[Items from a figure collection]
— Begin —
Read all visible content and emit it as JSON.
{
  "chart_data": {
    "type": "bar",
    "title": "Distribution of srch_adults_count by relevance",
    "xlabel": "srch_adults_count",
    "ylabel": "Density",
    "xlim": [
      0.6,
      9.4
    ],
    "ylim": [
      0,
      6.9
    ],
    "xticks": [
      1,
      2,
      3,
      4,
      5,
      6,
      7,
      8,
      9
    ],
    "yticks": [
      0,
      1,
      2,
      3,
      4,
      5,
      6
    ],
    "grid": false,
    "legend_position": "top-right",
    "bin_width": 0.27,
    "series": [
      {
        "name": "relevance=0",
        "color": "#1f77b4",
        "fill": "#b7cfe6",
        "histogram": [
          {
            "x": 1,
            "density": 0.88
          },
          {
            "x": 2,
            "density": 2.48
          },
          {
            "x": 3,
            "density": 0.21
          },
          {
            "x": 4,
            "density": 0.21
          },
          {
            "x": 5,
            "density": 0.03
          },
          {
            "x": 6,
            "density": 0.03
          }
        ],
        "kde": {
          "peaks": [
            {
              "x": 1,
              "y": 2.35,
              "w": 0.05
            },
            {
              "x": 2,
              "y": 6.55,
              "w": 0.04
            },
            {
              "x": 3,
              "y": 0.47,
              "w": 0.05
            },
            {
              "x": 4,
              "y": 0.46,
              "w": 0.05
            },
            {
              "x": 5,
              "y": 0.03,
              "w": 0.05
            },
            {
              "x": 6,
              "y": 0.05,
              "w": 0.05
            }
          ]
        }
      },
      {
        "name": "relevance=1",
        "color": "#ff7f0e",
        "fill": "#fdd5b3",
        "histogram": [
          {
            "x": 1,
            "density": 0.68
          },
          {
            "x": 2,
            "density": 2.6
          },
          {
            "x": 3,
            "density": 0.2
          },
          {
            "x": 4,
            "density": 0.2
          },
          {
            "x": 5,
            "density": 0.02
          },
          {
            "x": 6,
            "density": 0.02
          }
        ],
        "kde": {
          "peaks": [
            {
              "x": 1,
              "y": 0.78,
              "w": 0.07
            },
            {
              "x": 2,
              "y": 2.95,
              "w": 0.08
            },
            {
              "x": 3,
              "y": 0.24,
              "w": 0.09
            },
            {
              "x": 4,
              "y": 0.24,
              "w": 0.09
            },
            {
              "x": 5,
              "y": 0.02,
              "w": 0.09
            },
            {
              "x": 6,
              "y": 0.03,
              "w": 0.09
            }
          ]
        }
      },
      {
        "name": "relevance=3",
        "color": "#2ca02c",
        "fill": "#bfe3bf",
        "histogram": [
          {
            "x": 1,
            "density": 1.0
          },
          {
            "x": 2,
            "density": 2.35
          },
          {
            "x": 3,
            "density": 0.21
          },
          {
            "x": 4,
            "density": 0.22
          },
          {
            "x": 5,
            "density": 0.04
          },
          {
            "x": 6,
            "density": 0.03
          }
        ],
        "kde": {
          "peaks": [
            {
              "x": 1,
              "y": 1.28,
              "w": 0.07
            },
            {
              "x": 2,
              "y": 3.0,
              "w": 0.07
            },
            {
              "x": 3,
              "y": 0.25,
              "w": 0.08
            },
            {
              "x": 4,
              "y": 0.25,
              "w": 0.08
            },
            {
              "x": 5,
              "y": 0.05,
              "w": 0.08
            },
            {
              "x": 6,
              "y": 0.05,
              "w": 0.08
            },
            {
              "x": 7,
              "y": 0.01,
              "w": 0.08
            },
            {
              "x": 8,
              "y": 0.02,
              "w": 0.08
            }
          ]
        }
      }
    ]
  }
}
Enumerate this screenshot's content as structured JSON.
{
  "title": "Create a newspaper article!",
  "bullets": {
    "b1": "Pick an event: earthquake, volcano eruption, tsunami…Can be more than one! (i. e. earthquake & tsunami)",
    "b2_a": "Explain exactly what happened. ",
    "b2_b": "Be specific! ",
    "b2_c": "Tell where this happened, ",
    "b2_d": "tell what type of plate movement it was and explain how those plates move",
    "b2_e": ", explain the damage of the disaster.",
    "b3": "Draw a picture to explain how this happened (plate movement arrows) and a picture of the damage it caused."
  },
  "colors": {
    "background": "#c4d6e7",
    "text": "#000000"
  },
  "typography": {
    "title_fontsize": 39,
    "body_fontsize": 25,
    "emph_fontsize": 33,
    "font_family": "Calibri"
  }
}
— End —
Each record should come back exactly as written.

Correct result:
Read all visible content and emit it as JSON.
{
  "chart_data": {
    "type": "bar",
    "title": "Distribution of srch_adults_count by relevance",
    "xlabel": "srch_adults_count",
    "ylabel": "Density",
    "xlim": [
      0.6,
      9.4
    ],
    "ylim": [
      0,
      6.9
    ],
    "xticks": [
      1,
      2,
      3,
      4,
      5,
      6,
      7,
      8,
      9
    ],
    "yticks": [
      0,
      1,
      2,
      3,
      4,
      5,
      6
    ],
    "grid": false,
    "legend_position": "top-right",
    "bin_width": 0.27,
    "series": [
      {
        "name": "relevance=0",
        "color": "#1f77b4",
        "fill": "#b7cfe6",
        "histogram": [
          {
            "x": 1,
            "density": 0.88
          },
          {
            "x": 2,
            "density": 2.48
          },
          {
            "x": 3,
            "density": 0.21
          },
          {
            "x": 4,
            "density": 0.21
          },
          {
            "x": 5,
            "density": 0.03
          },
          {
            "x": 6,
            "density": 0.03
          }
        ],
        "kde": {
          "peaks": [
            {
              "x": 1,
              "y": 2.35,
              "w": 0.05
            },
            {
              "x": 2,
              "y": 6.55,
              "w": 0.04
            },
            {
              "x": 3,
              "y": 0.47,
              "w": 0.05
            },
            {
              "x": 4,
              "y": 0.46,
              "w": 0.05
            },
            {
              "x": 5,
              "y": 0.03,
              "w": 0.05
            },
            {
              "x": 6,
              "y": 0.05,
              "w": 0.05
            }
          ]
        }
      },
      {
        "name": "relevance=1",
        "color": "#ff7f0e",
        "fill": "#fdd5b3",
        "histogram": [
          {
            "x": 1,
            "density": 0.68
          },
          {
            "x": 2,
            "density": 2.6
          },
          {
            "x": 3,
            "density": 0.2
          },
          {
            "x": 4,
            "density": 0.2
          },
          {
            "x": 5,
            "density": 0.02
          },
          {
            "x": 6,
            "density": 0.02
          }
        ],
        "kde": {
          "peaks": [
            {
              "x": 1,
              "y": 0.78,
              "w": 0.07
            },
            {
              "x": 2,
              "y": 2.95,
              "w": 0.08
            },
            {
              "x": 3,
              "y": 0.24,
              "w": 0.09
            },
            {
              "x": 4,
              "y": 0.24,
              "w": 0.09
            },
            {
              "x": 5,
              "y": 0.02,
              "w": 0.09
            },
            {
              "x": 6,
              "y": 0.03,
              "w": 0.09
            }
          ]
        }
      },
      {
        "name": "relevance=3",
        "color": "#2ca02c",
        "fill": "#bfe3bf",
        "histogram": [
          {
            "x": 1,
            "density": 1.0
          },
          {
            "x": 2,
            "density": 2.35
          },
          {
            "x": 3,
            "density": 0.21
          },
          {
            "x": 4,
            "density": 0.22
          },
          {
            "x": 5,
            "density": 0.04
          },
          {
            "x": 6,
            "density": 0.03
          }
        ],
        "kde": {
          "peaks": [
            {
              "x": 1,
              "y": 1.28,
              "w": 0.07
            },
            {
              "x": 2,
              "y": 3.0,
              "w": 0.07
            },
            {
              "x": 3,
              "y": 0.25,
              "w": 0.08
            },
            {
              "x": 4,
              "y": 0.25,
              "w": 0.08
            },
            {
              "x": 5,
              "y": 0.05,
              "w": 0.08
            },
            {
              "x": 6,
              "y": 0.05,
              "w": 0.08
            },
            {
              "x": 7,
              "y": 0.01,
              "w": 0.08
            },
            {
              "x": 8,
              "y": 0.02,
              "w": 0.08
            }
          ]
        }
      }
    ]
  }
}
Enumerate this screenshot's content as structured JSON.
{
  "title": "Create a newspaper article!",
  "bullets": {
    "b1": "Pick an event: earthquake, volcano eruption, tsunami…Can be more than one! (i. e. earthquake & tsunami)",
    "b2_a": "Explain exactly what happened. ",
    "b2_b": "Be specific! ",
    "b2_c": "Tell where this happened, ",
    "b2_d": "tell what type of plate movement it was and explain how those plates move",
    "b2_e": ", explain the damage of the disaster.",
    "b3": "Draw a picture to explain how this happened (plate movement arrows) and a picture of the damage it caused."
  },
  "colors": {
    "background": "#c4d6e7",
    "text": "#000000"
  },
  "typography": {
    "title_fontsize": 39,
    "body_fontsize": 25,
    "emph_fontsize": 33,
    "font_family": "Calibri"
  }
}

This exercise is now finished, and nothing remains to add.